WORK REQUIRED:
Will you quote all of the entries, word for word?

-- start SUPPLIED INFORMATION --

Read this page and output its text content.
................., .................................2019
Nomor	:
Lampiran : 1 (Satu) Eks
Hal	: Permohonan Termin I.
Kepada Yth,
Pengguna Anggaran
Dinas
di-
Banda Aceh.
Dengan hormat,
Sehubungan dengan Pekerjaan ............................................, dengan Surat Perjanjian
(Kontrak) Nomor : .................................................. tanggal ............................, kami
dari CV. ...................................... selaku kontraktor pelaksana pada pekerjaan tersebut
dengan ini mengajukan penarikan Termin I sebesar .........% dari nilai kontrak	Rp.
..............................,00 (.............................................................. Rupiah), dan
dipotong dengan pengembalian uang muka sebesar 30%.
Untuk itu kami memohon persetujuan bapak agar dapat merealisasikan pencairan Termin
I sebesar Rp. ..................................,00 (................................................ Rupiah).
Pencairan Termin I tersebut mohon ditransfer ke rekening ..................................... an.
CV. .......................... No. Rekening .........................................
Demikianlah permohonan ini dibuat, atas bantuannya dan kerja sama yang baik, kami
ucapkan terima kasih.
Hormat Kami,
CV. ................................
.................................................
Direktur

-- end SUPPLIED INFORMATION --

EXERCISE ANSWER:
Read this page and output its text content.
................., .................................2019
Nomor	:
Lampiran : 1 (Satu) Eks
Hal	: Permohonan Termin I.
Kepada Yth,
Pengguna Anggaran
Dinas
di-
Banda Aceh.
Dengan hormat,
Sehubungan dengan Pekerjaan ............................................, dengan Surat Perjanjian
(Kontrak) Nomor : .................................................. tanggal ............................, kami
dari CV. ...................................... selaku kontraktor pelaksana pada pekerjaan tersebut
dengan ini mengajukan penarikan Termin I sebesar .........% dari nilai kontrak	Rp.
..............................,00 (.............................................................. Rupiah), dan
dipotong dengan pengembalian uang muka sebesar 30%.
Untuk itu kami memohon persetujuan bapak agar dapat merealisasikan pencairan Termin
I sebesar Rp. ..................................,00 (................................................ Rupiah).
Pencairan Termin I tersebut mohon ditransfer ke rekening ..................................... an.
CV. .......................... No. Rekening .........................................
Demikianlah permohonan ini dibuat, atas bantuannya dan kerja sama yang baik, kami
ucapkan terima kasih.
Hormat Kami,
CV. ................................
.................................................
Direktur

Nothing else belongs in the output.